- **Texte fourni**

_ _ _ _ _

Grande Encyclopédie Larousse 1971-1976Éd. 1971-1976
L

Louis XV (styles Régence et) (suite)

La prédominance des courbes dans la composition, trait physionomique du style dit « Louis XV », s’accompagne de la création d’un mobilier nouveau. La vie de compagnie réclame des meubles faits pour l’usage et non plus seulement pour l’apparat ; et comme elle est gouvernée par les femmes, ce sont des meubles destinés aux femmes qui, les premiers, apparaissent dans l’ébénisterie française. Ce sont d’abord les commodes et les « toilettes ». La commode « en tombeau », ventrue, portée par quatre pieds courts, est connue dès le début du xviiie s. ; avant peu, sa silhouette s’allégera, sa massivité s’atténuera, son décor de bronzes dorés aura ses prototypes dans les chefs-d’œuvre de Charles Cressent* et d’Antoine Gaudreaux (1680-1751), exécutés en 1738 et 1739 et conservés en la Wallace Collection de Londres. La toilette est une petite table à trois caissons creux destinés à l’arsenal de la coquetterie ; celui du milieu est couvert d’un panneau qui se retourne d’avant en arrière en présentant le miroir qui double sa face interne ; les deux autres, d’un volet qui se rejette vers l’extérieur. Contemporain de la toilette est le bureau de dame qui se distingue d’elle par le dispositif de son panneau médian : il se tire d’arrière en avant en se redressant pour former pupitre. D’autres créations heureuses apparaissent : le secrétaire « à dessus brisé », couvert d’un abattant déclive (v. 1735) ; la table de chevet ; la chiffonnière à tiroir de flanc, quelquefois pourvue d’un écran vertical qui fait d’elle un « vide-poches ».

_ _ _ _ _

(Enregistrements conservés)
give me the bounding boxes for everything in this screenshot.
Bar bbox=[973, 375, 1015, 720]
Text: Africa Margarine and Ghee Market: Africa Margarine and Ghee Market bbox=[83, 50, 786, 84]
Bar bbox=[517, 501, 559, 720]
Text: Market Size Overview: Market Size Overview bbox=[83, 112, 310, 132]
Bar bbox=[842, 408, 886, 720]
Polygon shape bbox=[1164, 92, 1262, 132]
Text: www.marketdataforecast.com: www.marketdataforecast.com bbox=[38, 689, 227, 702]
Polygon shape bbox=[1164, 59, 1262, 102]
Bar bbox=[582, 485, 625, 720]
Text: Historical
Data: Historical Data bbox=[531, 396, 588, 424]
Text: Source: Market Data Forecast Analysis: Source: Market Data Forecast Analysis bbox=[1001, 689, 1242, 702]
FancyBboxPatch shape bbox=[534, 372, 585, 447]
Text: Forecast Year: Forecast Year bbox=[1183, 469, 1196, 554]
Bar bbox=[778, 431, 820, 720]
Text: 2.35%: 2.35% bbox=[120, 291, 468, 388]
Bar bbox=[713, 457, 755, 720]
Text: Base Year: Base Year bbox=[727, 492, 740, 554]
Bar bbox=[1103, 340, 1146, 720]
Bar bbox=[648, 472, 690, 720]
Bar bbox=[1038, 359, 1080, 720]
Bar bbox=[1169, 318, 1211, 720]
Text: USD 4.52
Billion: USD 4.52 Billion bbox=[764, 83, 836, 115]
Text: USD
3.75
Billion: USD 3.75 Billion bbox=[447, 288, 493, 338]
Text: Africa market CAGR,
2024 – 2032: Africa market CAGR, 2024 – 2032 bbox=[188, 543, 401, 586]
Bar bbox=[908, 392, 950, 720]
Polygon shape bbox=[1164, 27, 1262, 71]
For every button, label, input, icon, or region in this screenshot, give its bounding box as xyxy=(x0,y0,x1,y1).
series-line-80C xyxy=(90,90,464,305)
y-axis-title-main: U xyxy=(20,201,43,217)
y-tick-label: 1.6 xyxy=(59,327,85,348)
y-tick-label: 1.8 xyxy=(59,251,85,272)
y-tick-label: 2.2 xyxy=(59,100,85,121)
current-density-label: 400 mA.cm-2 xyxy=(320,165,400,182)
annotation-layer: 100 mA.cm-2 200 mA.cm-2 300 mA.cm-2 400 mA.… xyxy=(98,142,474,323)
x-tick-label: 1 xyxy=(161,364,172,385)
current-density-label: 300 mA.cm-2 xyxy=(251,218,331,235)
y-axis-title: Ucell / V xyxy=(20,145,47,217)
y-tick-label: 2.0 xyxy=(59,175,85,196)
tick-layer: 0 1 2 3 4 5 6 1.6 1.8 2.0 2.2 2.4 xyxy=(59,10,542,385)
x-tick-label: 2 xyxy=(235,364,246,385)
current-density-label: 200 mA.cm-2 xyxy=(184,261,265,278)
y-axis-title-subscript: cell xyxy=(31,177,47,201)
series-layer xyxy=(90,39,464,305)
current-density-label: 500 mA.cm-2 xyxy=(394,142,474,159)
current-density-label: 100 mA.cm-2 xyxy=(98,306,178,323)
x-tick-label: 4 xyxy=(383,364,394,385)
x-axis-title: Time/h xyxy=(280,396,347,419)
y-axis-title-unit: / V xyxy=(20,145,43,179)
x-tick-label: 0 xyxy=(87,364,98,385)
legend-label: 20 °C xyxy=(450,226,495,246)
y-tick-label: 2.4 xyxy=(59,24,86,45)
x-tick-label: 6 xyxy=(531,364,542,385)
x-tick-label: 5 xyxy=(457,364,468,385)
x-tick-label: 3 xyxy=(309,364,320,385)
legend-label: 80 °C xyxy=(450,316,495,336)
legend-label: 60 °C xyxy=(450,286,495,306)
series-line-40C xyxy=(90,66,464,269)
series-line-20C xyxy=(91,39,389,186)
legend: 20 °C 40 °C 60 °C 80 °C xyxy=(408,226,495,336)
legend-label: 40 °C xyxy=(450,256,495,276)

_ _ _ _ _

- **Consigne**
Pouvez-vous prolonger le passage sur le mobilier de style Louis XV en reprenant juste après sa dernière phrase ?

- **Réponse rédigée**
Le style des sièges de la première moitié du siècle évolue constamment vers la simplicité. Dans les années 1720, le modèle « Louis XIV » est totalement démodé : le siège, enveloppé dans une courbe continue, se fait mobile ; son ornementation, d’abord chargée de branches fleuries, souvent peinte et laquée, se réduit, vers 1740, à quatre pincées de trois fleurettes, au sommet du dossier, à l’avancée de la ceinture, au sommet des pieds antérieurs. Dès 1760, la moulure nue suffira. Certains modèles sont particuliers à cette époque, notamment le fauteuil de cabinet dont la ceinture se décroche en une forte excurvation, et les grands sièges de repos, appelés duchesses quand ils sont d’un seul tenant, et duchesses brisées quand ils se divisent en deux ou trois parties ajustables. Le dossier des ottomanes, de plan ellipsoïdal, épouse leurs extrémités arrondies ; ce dossier vaut-il « à rien par devant », comme disent les menuisiers, le siège est une paphose ; s’incline-t-il du chevet vers le pied en encadrant ses extrémités, c’est une veilleuse.

Ce sont là, avec les lambris remis en vogue et les « pieds de trumeau » qui les complètent, des ouvrages de bois massif. Le meuble proprement dit du temps de Louis XV (sièges exclus) est essentiellement plaqué ou marqueté, son décor de bronze, abondant à l’origine, se réduisant vers 1745 aux « dentelles » encadrant les compositions marquetées, bouquets, corbeilles ou trophées. Le bronze trouve une application nouvelle et brillante dans le luminaire, sous forme d’appliques à branches multiples, et dans les splendides cartels apposés au mur, dont les plus grands ciseleurs donnent les modèles, témoins Cressent et Jean-Joseph de Saint-Germain.

G. J.

➙ Louis XVI et Directoire (styles) / Rocaille.

 P. Verlet, le Style Louis XV (Larousse, 1942). / F. Kimball, The Création of the Rococo (Philadelphie, 1943 ; trad. fr. le Style Louis XV, origine et évolution du rococo, Picard, 1949). / P. Siguret, le Style Louis XV (S. F. L., 1965). / G. Janneau, l’Époque Louis XV (P. U. F., 1967).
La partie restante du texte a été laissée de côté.